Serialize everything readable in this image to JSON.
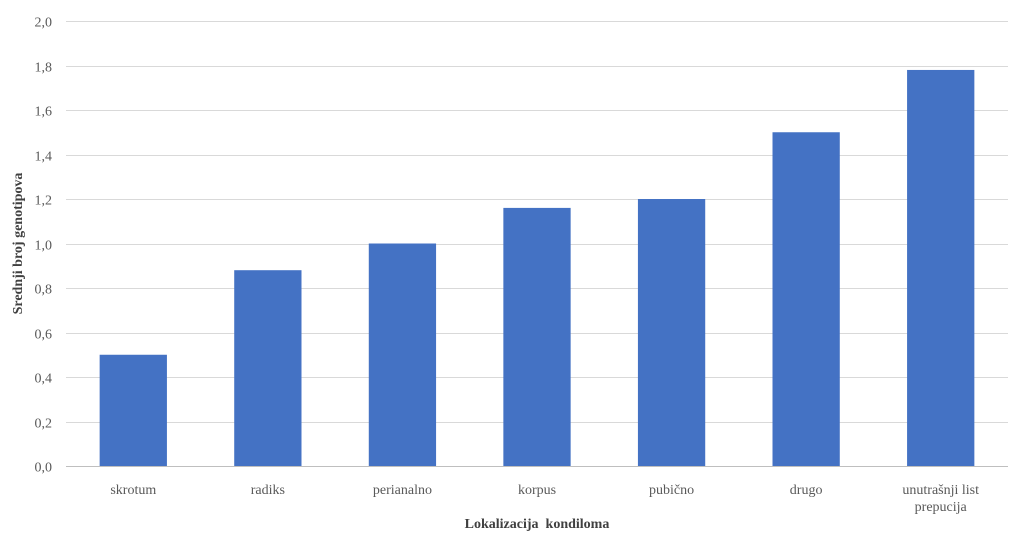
{
  "chart_data": {
    "type": "bar",
    "categories": [
      "skrotum",
      "radiks",
      "perianalno",
      "korpus",
      "pubično",
      "drugo",
      "unutrašnji list prepucija"
    ],
    "category_lines": [
      [
        "skrotum"
      ],
      [
        "radiks"
      ],
      [
        "perianalno"
      ],
      [
        "korpus"
      ],
      [
        "pubično"
      ],
      [
        "drugo"
      ],
      [
        "unutrašnji list",
        "prepucija"
      ]
    ],
    "values": [
      0.5,
      0.88,
      1.0,
      1.16,
      1.2,
      1.5,
      1.78
    ],
    "title": "",
    "xlabel": "Lokalizacija  kondiloma",
    "ylabel": "Srednji broj genotipova",
    "ylim": [
      0,
      2.0
    ],
    "yticks": [
      "0,0",
      "0,2",
      "0,4",
      "0,6",
      "0,8",
      "1,0",
      "1,2",
      "1,4",
      "1,6",
      "1,8",
      "2,0"
    ],
    "grid": true,
    "legend": "none",
    "bar_color": "#4472c4"
  }
}
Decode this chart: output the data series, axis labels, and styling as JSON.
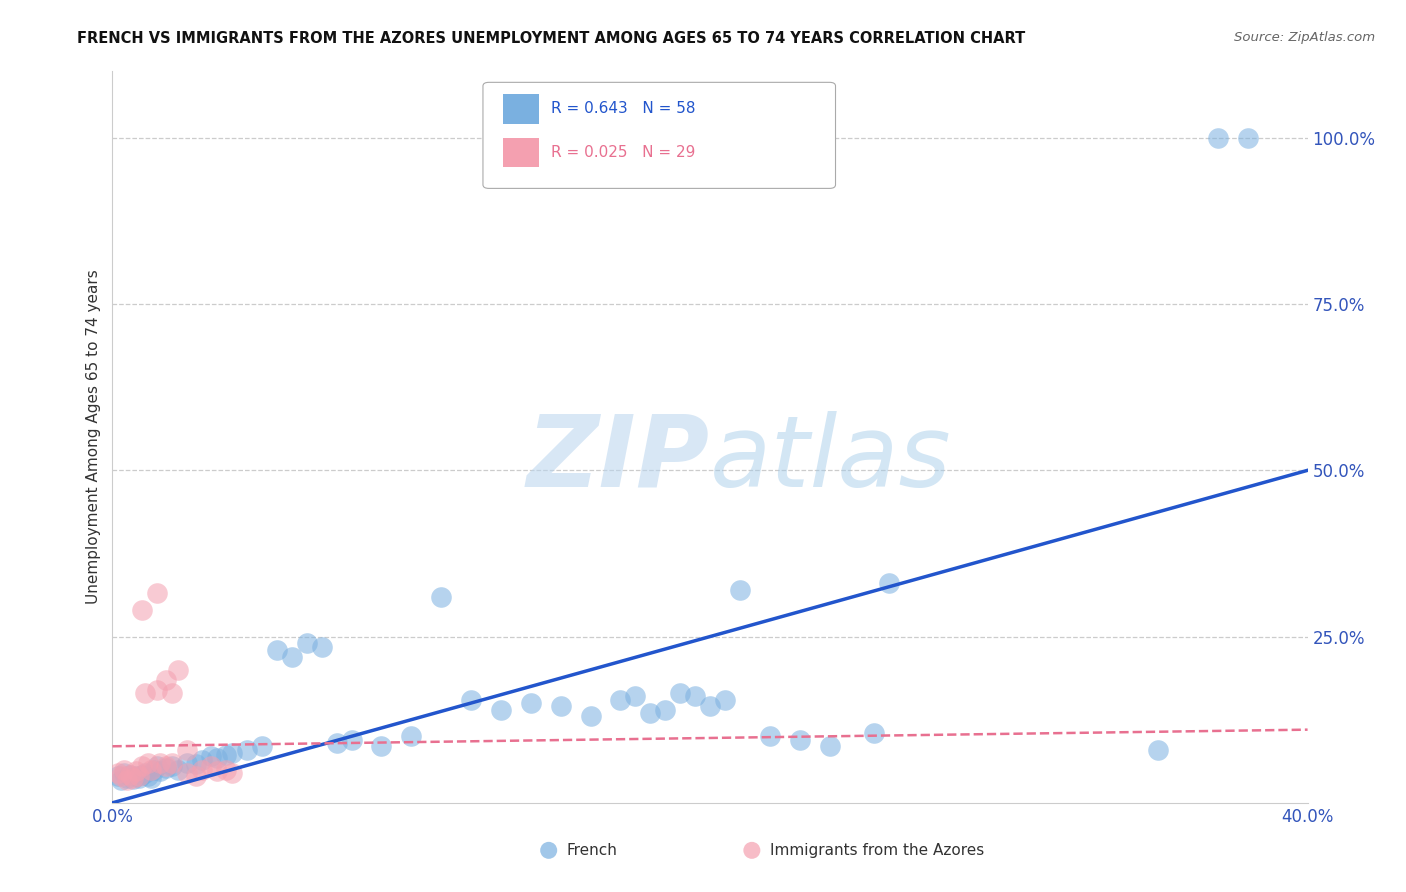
{
  "title": "FRENCH VS IMMIGRANTS FROM THE AZORES UNEMPLOYMENT AMONG AGES 65 TO 74 YEARS CORRELATION CHART",
  "source": "Source: ZipAtlas.com",
  "ylabel": "Unemployment Among Ages 65 to 74 years",
  "xlim": [
    0.0,
    0.4
  ],
  "ylim": [
    0.0,
    1.1
  ],
  "background_color": "#ffffff",
  "watermark_zip": "ZIP",
  "watermark_atlas": "atlas",
  "legend_r_french": "R = 0.643",
  "legend_n_french": "N = 58",
  "legend_r_azores": "R = 0.025",
  "legend_n_azores": "N = 29",
  "legend_label_french": "French",
  "legend_label_azores": "Immigrants from the Azores",
  "french_color": "#7ab0e0",
  "azores_color": "#f4a0b0",
  "french_line_color": "#2255cc",
  "azores_line_color": "#e87090",
  "french_x": [
    0.002,
    0.003,
    0.004,
    0.005,
    0.006,
    0.007,
    0.008,
    0.009,
    0.01,
    0.011,
    0.012,
    0.013,
    0.014,
    0.015,
    0.016,
    0.018,
    0.02,
    0.022,
    0.025,
    0.028,
    0.03,
    0.033,
    0.035,
    0.038,
    0.04,
    0.045,
    0.05,
    0.055,
    0.06,
    0.065,
    0.07,
    0.075,
    0.08,
    0.09,
    0.1,
    0.11,
    0.12,
    0.13,
    0.14,
    0.15,
    0.16,
    0.17,
    0.175,
    0.18,
    0.185,
    0.19,
    0.195,
    0.2,
    0.205,
    0.21,
    0.22,
    0.23,
    0.24,
    0.255,
    0.26,
    0.35,
    0.37,
    0.38
  ],
  "french_y": [
    0.04,
    0.035,
    0.045,
    0.038,
    0.042,
    0.036,
    0.04,
    0.038,
    0.042,
    0.045,
    0.04,
    0.038,
    0.05,
    0.055,
    0.048,
    0.052,
    0.055,
    0.05,
    0.06,
    0.058,
    0.065,
    0.07,
    0.068,
    0.072,
    0.075,
    0.08,
    0.085,
    0.23,
    0.22,
    0.24,
    0.235,
    0.09,
    0.095,
    0.085,
    0.1,
    0.31,
    0.155,
    0.14,
    0.15,
    0.145,
    0.13,
    0.155,
    0.16,
    0.135,
    0.14,
    0.165,
    0.16,
    0.145,
    0.155,
    0.32,
    0.1,
    0.095,
    0.085,
    0.105,
    0.33,
    0.08,
    1.0,
    1.0
  ],
  "french_line_x0": 0.0,
  "french_line_x1": 0.4,
  "french_line_y0": 0.0,
  "french_line_y1": 0.5,
  "azores_x": [
    0.002,
    0.003,
    0.004,
    0.005,
    0.006,
    0.007,
    0.008,
    0.009,
    0.01,
    0.011,
    0.012,
    0.013,
    0.015,
    0.016,
    0.018,
    0.02,
    0.022,
    0.025,
    0.028,
    0.03,
    0.033,
    0.035,
    0.038,
    0.04,
    0.01,
    0.015,
    0.018,
    0.02,
    0.025
  ],
  "azores_y": [
    0.045,
    0.04,
    0.05,
    0.035,
    0.042,
    0.038,
    0.048,
    0.04,
    0.055,
    0.165,
    0.06,
    0.05,
    0.17,
    0.06,
    0.055,
    0.06,
    0.2,
    0.045,
    0.04,
    0.05,
    0.055,
    0.048,
    0.05,
    0.045,
    0.29,
    0.315,
    0.185,
    0.165,
    0.08
  ],
  "azores_line_x0": 0.0,
  "azores_line_x1": 0.4,
  "azores_line_y0": 0.085,
  "azores_line_y1": 0.11
}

• • • • •

▶ _Aim of the task_:
Which lines contain "this"? Show each of them.

▶ _The response_:
Serialize everything readable in this image to JSON.
Decode this chart: output the data series, axis labels, and styling as JSON.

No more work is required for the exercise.